What you will do:
Track down the lines that contain "骑士集结" and copy them.

**** Dataset excerpts ****

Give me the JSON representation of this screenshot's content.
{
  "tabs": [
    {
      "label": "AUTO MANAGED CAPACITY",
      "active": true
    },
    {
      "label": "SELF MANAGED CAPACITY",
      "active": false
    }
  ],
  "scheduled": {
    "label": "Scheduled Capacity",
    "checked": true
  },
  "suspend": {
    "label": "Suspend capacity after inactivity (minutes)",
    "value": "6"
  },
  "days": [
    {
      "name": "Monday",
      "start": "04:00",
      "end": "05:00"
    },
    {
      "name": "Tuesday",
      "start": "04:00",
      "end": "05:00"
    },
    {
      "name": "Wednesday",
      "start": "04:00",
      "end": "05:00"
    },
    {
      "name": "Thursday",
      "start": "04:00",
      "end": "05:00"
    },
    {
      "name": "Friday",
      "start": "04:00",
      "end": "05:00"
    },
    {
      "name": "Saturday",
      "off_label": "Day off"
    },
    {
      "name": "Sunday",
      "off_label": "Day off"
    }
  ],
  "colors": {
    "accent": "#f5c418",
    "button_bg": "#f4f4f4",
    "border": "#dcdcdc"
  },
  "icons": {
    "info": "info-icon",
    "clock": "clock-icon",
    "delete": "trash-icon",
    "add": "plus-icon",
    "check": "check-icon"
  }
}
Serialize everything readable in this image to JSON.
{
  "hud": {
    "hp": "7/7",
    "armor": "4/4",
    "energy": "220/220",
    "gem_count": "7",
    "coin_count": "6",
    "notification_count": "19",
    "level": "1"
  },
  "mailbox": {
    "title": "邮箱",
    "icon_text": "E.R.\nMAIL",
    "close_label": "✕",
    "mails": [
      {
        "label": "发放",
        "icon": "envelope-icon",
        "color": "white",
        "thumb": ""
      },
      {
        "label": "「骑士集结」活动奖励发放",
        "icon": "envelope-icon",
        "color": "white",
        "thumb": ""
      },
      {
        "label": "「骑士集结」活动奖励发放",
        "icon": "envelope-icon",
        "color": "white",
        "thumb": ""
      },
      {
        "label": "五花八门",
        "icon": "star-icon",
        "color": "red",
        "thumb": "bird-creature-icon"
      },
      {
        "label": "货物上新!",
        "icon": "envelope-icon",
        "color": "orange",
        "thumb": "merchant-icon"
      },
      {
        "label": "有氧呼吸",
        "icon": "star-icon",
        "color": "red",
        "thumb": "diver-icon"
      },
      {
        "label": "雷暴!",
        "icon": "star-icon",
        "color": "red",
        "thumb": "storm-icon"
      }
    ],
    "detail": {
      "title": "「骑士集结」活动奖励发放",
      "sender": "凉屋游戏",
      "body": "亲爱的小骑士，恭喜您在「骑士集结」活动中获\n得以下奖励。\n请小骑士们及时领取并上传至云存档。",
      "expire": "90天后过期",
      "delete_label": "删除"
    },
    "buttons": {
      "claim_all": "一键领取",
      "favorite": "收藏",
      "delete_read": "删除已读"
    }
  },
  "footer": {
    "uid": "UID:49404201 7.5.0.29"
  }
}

****

Response to the task:
        "label": "「骑士集结」活动奖励发放",
        "label": "「骑士集结」活动奖励发放",
      "title": "「骑士集结」活动奖励发放",
      "body": "亲爱的小骑士，恭喜您在「骑士集结」活动中获\n得以下奖励。\n请小骑士们及时领取并上传至云存档。",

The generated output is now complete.